● GIVEN INSTRUCTION:
Your copy of the material must match it exactly, except that pictures are dropped.

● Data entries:
-.-.-
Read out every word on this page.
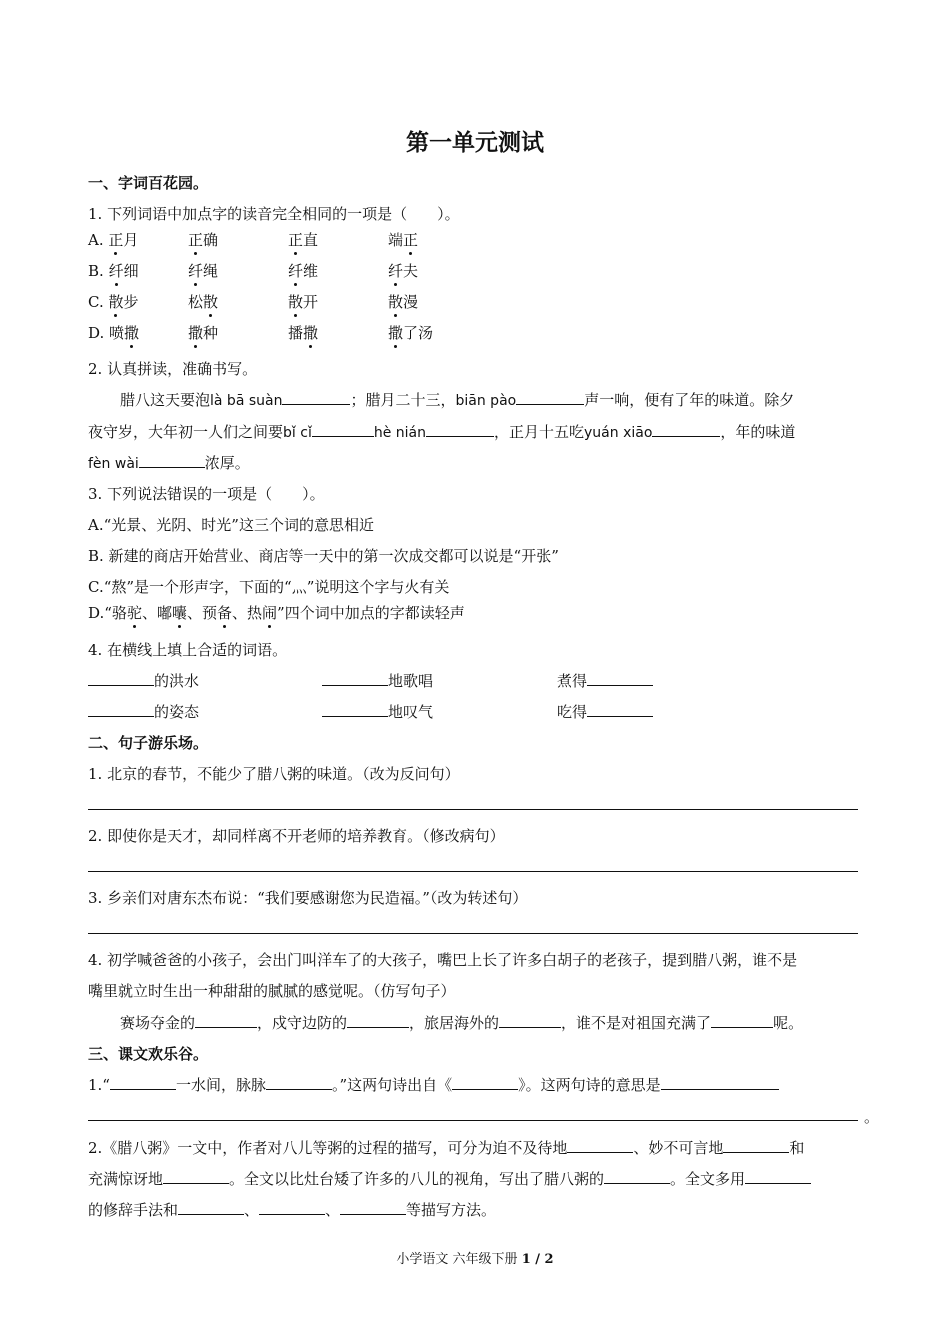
第一单元测试
一、字词百花园。
1. 下列词语中加点字的读音完全相同的一项是（　　）。
A. 正月	正确	正直	端正
B. 纤细	纤绳	纤维	纤夫
C. 散步	松散	散开	散漫
D. 喷撒	撒种	播撒	撒了汤
2. 认真拼读，准确书写。
腊八这天要泡là bā suàn	；腊月二十三，biān pào	声一响，便有了年的味道。除夕
夜守岁，大年初一人们之间要bǐ cǐ	hè nián	，正月十五吃yuán xiāo	，年的味道
fèn wài	浓厚。
3. 下列说法错误的一项是（　　）。
A.“光景、光阴、时光”这三个词的意思相近
B. 新建的商店开始营业、商店等一天中的第一次成交都可以说是“开张”
C.“熬”是一个形声字，下面的“灬”说明这个字与火有关
D.“骆驼、嘟囔、预备、热闹”四个词中加点的字都读轻声
4. 在横线上填上合适的词语。
的洪水	地歌唱	煮得
的姿态	地叹气	吃得
二、句子游乐场。
1. 北京的春节，不能少了腊八粥的味道。（改为反问句）
2. 即使你是天才，却同样离不开老师的培养教育。（修改病句）
3. 乡亲们对唐东杰布说：“我们要感谢您为民造福。”（改为转述句）
4. 初学喊爸爸的小孩子，会出门叫洋车了的大孩子，嘴巴上长了许多白胡子的老孩子，提到腊八粥，谁不是
嘴里就立时生出一种甜甜的腻腻的感觉呢。（仿写句子）
赛场夺金的	，戍守边防的	，旅居海外的	，谁不是对祖国充满了	呢。
三、课文欢乐谷。
1.“	一水间，脉脉	。”这两句诗出自《	》。这两句诗的意思是
。
2.《腊八粥》一文中，作者对八儿等粥的过程的描写，可分为迫不及待地	、妙不可言地	和
充满惊讶地	。全文以比灶台矮了许多的八儿的视角，写出了腊八粥的	。全文多用
的修辞手法和	、	、	等描写方法。
小学语文 六年级下册 1 / 2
-.-.-
● RESPONSE TO THE EXERCISE:
Read out every word on this page.
第一单元测试
一、字词百花园。
1. 下列词语中加点字的读音完全相同的一项是（　　）。
A. 正月	正确	正直	端正
B. 纤细	纤绳	纤维	纤夫
C. 散步	松散	散开	散漫
D. 喷撒	撒种	播撒	撒了汤
2. 认真拼读，准确书写。
腊八这天要泡là bā suàn	；腊月二十三，biān pào	声一响，便有了年的味道。除夕
夜守岁，大年初一人们之间要bǐ cǐ	hè nián	，正月十五吃yuán xiāo	，年的味道
fèn wài	浓厚。
3. 下列说法错误的一项是（　　）。
A.“光景、光阴、时光”这三个词的意思相近
B. 新建的商店开始营业、商店等一天中的第一次成交都可以说是“开张”
C.“熬”是一个形声字，下面的“灬”说明这个字与火有关
D.“骆驼、嘟囔、预备、热闹”四个词中加点的字都读轻声
4. 在横线上填上合适的词语。
的洪水	地歌唱	煮得
的姿态	地叹气	吃得
二、句子游乐场。
1. 北京的春节，不能少了腊八粥的味道。（改为反问句）
2. 即使你是天才，却同样离不开老师的培养教育。（修改病句）
3. 乡亲们对唐东杰布说：“我们要感谢您为民造福。”（改为转述句）
4. 初学喊爸爸的小孩子，会出门叫洋车了的大孩子，嘴巴上长了许多白胡子的老孩子，提到腊八粥，谁不是
嘴里就立时生出一种甜甜的腻腻的感觉呢。（仿写句子）
赛场夺金的	，戍守边防的	，旅居海外的	，谁不是对祖国充满了	呢。
三、课文欢乐谷。
1.“	一水间，脉脉	。”这两句诗出自《	》。这两句诗的意思是
。
2.《腊八粥》一文中，作者对八儿等粥的过程的描写，可分为迫不及待地	、妙不可言地	和
充满惊讶地	。全文以比灶台矮了许多的八儿的视角，写出了腊八粥的	。全文多用
的修辞手法和	、	、	等描写方法。
小学语文 六年级下册 1 / 2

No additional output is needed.